Type out the data exactly as given. Skip any image.

─── Raw records

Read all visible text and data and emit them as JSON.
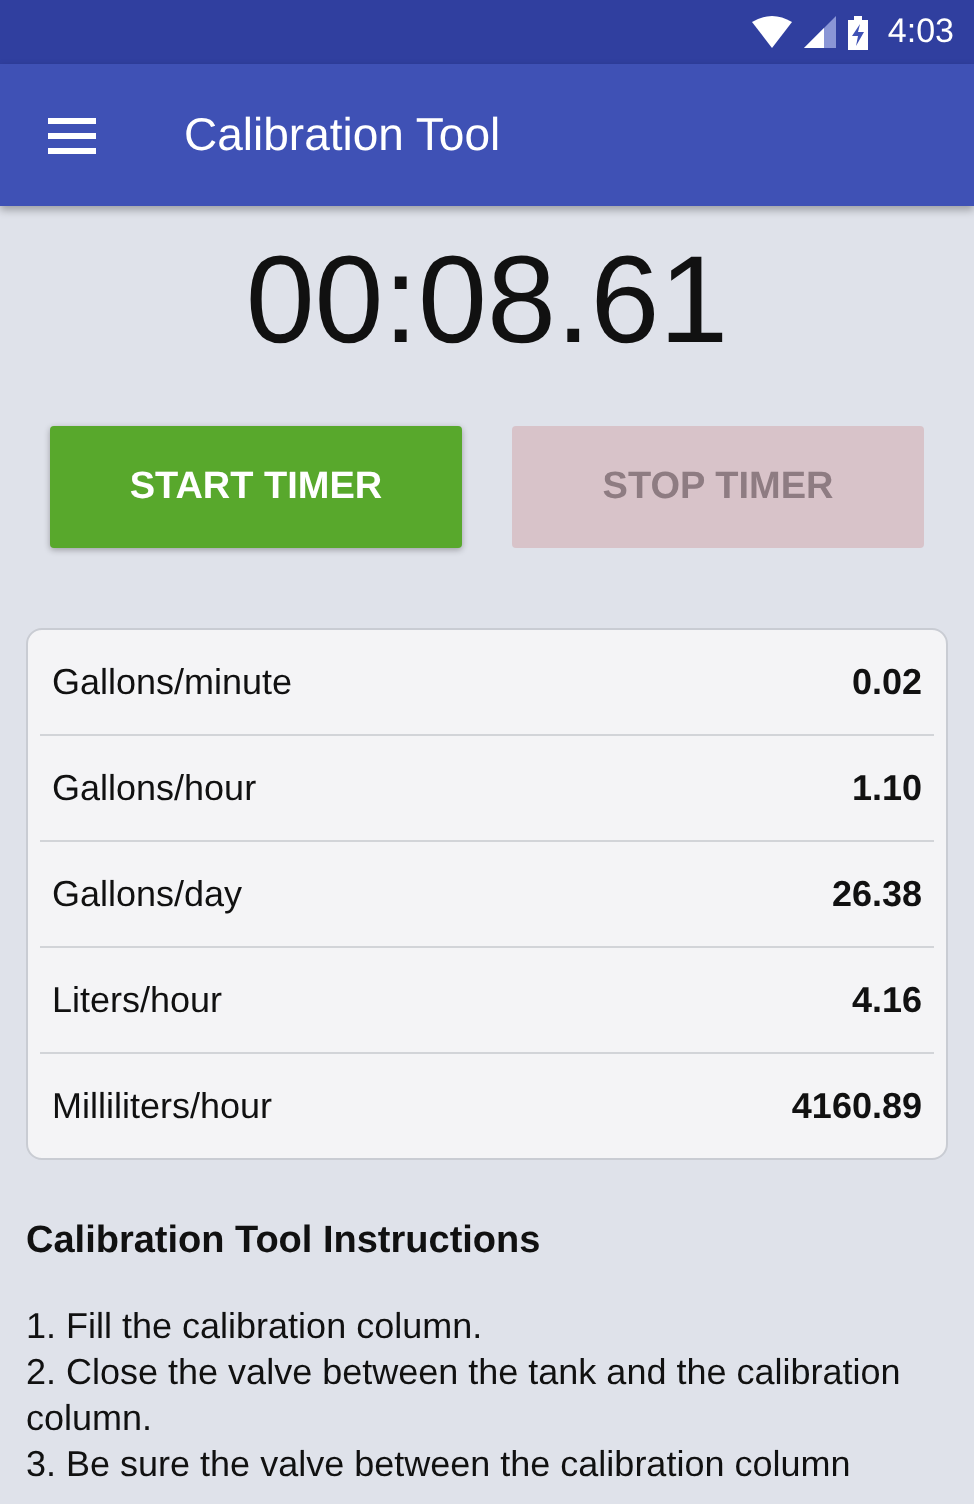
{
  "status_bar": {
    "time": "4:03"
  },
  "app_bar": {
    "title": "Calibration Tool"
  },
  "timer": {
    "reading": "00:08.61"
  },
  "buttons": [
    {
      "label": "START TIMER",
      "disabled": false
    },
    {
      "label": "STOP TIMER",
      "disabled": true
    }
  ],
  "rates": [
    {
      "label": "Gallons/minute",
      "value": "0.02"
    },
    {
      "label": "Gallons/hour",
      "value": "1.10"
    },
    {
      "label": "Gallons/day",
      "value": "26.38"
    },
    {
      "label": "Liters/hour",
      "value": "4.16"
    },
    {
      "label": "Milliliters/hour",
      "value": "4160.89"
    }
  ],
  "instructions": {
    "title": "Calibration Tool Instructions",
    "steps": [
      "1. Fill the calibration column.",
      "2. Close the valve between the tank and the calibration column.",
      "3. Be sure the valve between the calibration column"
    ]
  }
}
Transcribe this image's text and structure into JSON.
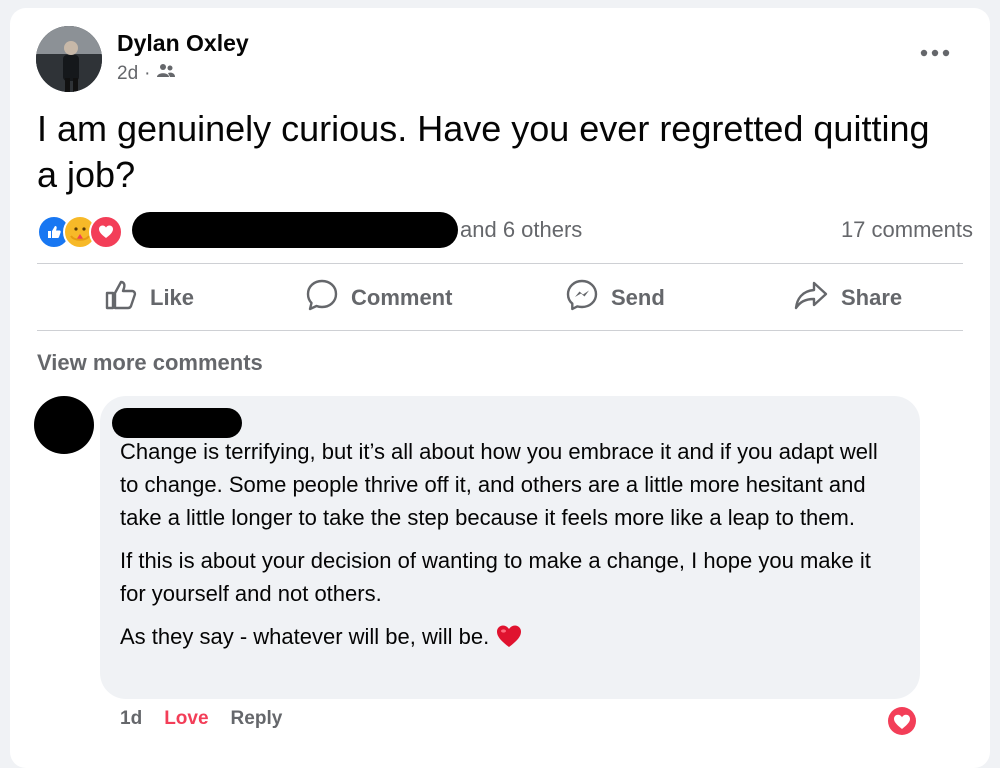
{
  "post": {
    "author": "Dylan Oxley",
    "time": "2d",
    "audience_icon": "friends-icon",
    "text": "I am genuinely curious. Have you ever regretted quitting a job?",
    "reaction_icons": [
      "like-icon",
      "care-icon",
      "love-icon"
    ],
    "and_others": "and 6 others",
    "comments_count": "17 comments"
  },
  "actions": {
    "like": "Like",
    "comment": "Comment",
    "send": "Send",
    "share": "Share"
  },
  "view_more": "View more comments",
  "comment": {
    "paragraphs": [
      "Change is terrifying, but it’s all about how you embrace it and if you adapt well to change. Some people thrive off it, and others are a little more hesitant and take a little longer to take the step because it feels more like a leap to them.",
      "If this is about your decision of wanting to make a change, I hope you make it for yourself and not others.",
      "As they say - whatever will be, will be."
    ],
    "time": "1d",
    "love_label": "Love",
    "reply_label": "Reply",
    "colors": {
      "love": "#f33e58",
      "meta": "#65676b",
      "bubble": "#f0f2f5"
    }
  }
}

──────

--- Solved problem ---
Read all visible text and data and emit them as JSON.
{
  "status_bar": {
    "time": "4:03"
  },
  "app_bar": {
    "title": "Calibration Tool"
  },
  "timer": {
    "reading": "00:08.61"
  },
  "buttons": [
    {
      "label": "START TIMER",
      "disabled": false
    },
    {
      "label": "STOP TIMER",
      "disabled": true
    }
  ],
  "rates": [
    {
      "label": "Gallons/minute",
      "value": "0.02"
    },
    {
      "label": "Gallons/hour",
      "value": "1.10"
    },
    {
      "label": "Gallons/day",
      "value": "26.38"
    },
    {
      "label": "Liters/hour",
      "value": "4.16"
    },
    {
      "label": "Milliliters/hour",
      "value": "4160.89"
    }
  ],
  "instructions": {
    "title": "Calibration Tool Instructions",
    "steps": [
      "1. Fill the calibration column.",
      "2. Close the valve between the tank and the calibration column.",
      "3. Be sure the valve between the calibration column"
    ]
  }
}
Transcribe this image's text and structure into JSON.
{
  "post": {
    "author": "Dylan Oxley",
    "time": "2d",
    "audience_icon": "friends-icon",
    "text": "I am genuinely curious. Have you ever regretted quitting a job?",
    "reaction_icons": [
      "like-icon",
      "care-icon",
      "love-icon"
    ],
    "and_others": "and 6 others",
    "comments_count": "17 comments"
  },
  "actions": {
    "like": "Like",
    "comment": "Comment",
    "send": "Send",
    "share": "Share"
  },
  "view_more": "View more comments",
  "comment": {
    "paragraphs": [
      "Change is terrifying, but it’s all about how you embrace it and if you adapt well to change. Some people thrive off it, and others are a little more hesitant and take a little longer to take the step because it feels more like a leap to them.",
      "If this is about your decision of wanting to make a change, I hope you make it for yourself and not others.",
      "As they say - whatever will be, will be."
    ],
    "time": "1d",
    "love_label": "Love",
    "reply_label": "Reply",
    "colors": {
      "love": "#f33e58",
      "meta": "#65676b",
      "bubble": "#f0f2f5"
    }
  }
}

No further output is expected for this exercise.